◆ REQUIRED WORK
Give every entry again, word for word and in full.

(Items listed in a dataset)
■ ■ ■ ■
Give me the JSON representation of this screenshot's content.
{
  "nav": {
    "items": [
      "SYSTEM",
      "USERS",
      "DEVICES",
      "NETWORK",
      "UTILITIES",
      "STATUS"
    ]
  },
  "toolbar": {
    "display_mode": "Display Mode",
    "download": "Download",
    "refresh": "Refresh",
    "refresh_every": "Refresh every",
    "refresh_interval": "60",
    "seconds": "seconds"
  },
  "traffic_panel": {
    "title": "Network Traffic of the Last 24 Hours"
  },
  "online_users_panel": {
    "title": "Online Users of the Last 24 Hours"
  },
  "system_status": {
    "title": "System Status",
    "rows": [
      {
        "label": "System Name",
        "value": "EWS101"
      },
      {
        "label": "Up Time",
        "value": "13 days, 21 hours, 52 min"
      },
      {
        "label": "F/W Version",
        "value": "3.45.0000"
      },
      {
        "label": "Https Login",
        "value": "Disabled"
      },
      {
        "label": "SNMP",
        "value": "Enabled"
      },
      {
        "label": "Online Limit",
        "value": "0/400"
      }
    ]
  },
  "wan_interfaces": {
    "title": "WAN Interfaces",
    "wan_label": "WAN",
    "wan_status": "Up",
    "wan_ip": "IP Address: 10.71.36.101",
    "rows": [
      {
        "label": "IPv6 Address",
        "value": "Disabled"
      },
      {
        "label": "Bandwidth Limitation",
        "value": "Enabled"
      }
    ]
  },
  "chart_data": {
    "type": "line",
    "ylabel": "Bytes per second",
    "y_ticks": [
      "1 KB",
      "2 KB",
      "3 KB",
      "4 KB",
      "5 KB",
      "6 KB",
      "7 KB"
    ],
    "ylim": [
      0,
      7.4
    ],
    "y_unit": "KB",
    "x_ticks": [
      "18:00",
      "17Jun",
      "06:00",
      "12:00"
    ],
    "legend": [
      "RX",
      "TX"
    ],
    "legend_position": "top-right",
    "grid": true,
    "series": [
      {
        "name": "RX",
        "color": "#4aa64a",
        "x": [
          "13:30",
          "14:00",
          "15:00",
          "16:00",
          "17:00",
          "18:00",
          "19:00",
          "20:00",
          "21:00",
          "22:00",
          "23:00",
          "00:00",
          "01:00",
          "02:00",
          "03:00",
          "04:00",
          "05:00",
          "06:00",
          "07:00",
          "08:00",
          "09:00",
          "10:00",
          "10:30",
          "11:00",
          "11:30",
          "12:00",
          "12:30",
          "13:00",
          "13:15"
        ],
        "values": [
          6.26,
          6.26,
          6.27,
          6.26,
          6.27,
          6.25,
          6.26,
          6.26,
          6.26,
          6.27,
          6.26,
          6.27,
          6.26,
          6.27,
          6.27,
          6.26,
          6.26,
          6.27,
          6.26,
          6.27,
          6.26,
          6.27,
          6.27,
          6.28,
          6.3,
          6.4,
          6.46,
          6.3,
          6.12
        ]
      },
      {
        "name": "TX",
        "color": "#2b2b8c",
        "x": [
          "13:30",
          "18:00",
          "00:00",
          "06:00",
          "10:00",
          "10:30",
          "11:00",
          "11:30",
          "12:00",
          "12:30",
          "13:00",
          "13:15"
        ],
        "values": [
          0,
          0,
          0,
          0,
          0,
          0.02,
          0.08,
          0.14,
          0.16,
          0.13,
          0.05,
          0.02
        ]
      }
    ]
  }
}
■ ■ ■ ■
◆ THE COMPLETED TASK
Give me the JSON representation of this screenshot's content.
{
  "nav": {
    "items": [
      "SYSTEM",
      "USERS",
      "DEVICES",
      "NETWORK",
      "UTILITIES",
      "STATUS"
    ]
  },
  "toolbar": {
    "display_mode": "Display Mode",
    "download": "Download",
    "refresh": "Refresh",
    "refresh_every": "Refresh every",
    "refresh_interval": "60",
    "seconds": "seconds"
  },
  "traffic_panel": {
    "title": "Network Traffic of the Last 24 Hours"
  },
  "online_users_panel": {
    "title": "Online Users of the Last 24 Hours"
  },
  "system_status": {
    "title": "System Status",
    "rows": [
      {
        "label": "System Name",
        "value": "EWS101"
      },
      {
        "label": "Up Time",
        "value": "13 days, 21 hours, 52 min"
      },
      {
        "label": "F/W Version",
        "value": "3.45.0000"
      },
      {
        "label": "Https Login",
        "value": "Disabled"
      },
      {
        "label": "SNMP",
        "value": "Enabled"
      },
      {
        "label": "Online Limit",
        "value": "0/400"
      }
    ]
  },
  "wan_interfaces": {
    "title": "WAN Interfaces",
    "wan_label": "WAN",
    "wan_status": "Up",
    "wan_ip": "IP Address: 10.71.36.101",
    "rows": [
      {
        "label": "IPv6 Address",
        "value": "Disabled"
      },
      {
        "label": "Bandwidth Limitation",
        "value": "Enabled"
      }
    ]
  },
  "chart_data": {
    "type": "line",
    "ylabel": "Bytes per second",
    "y_ticks": [
      "1 KB",
      "2 KB",
      "3 KB",
      "4 KB",
      "5 KB",
      "6 KB",
      "7 KB"
    ],
    "ylim": [
      0,
      7.4
    ],
    "y_unit": "KB",
    "x_ticks": [
      "18:00",
      "17Jun",
      "06:00",
      "12:00"
    ],
    "legend": [
      "RX",
      "TX"
    ],
    "legend_position": "top-right",
    "grid": true,
    "series": [
      {
        "name": "RX",
        "color": "#4aa64a",
        "x": [
          "13:30",
          "14:00",
          "15:00",
          "16:00",
          "17:00",
          "18:00",
          "19:00",
          "20:00",
          "21:00",
          "22:00",
          "23:00",
          "00:00",
          "01:00",
          "02:00",
          "03:00",
          "04:00",
          "05:00",
          "06:00",
          "07:00",
          "08:00",
          "09:00",
          "10:00",
          "10:30",
          "11:00",
          "11:30",
          "12:00",
          "12:30",
          "13:00",
          "13:15"
        ],
        "values": [
          6.26,
          6.26,
          6.27,
          6.26,
          6.27,
          6.25,
          6.26,
          6.26,
          6.26,
          6.27,
          6.26,
          6.27,
          6.26,
          6.27,
          6.27,
          6.26,
          6.26,
          6.27,
          6.26,
          6.27,
          6.26,
          6.27,
          6.27,
          6.28,
          6.3,
          6.4,
          6.46,
          6.3,
          6.12
        ]
      },
      {
        "name": "TX",
        "color": "#2b2b8c",
        "x": [
          "13:30",
          "18:00",
          "00:00",
          "06:00",
          "10:00",
          "10:30",
          "11:00",
          "11:30",
          "12:00",
          "12:30",
          "13:00",
          "13:15"
        ],
        "values": [
          0,
          0,
          0,
          0,
          0,
          0.02,
          0.08,
          0.14,
          0.16,
          0.13,
          0.05,
          0.02
        ]
      }
    ]
  }
}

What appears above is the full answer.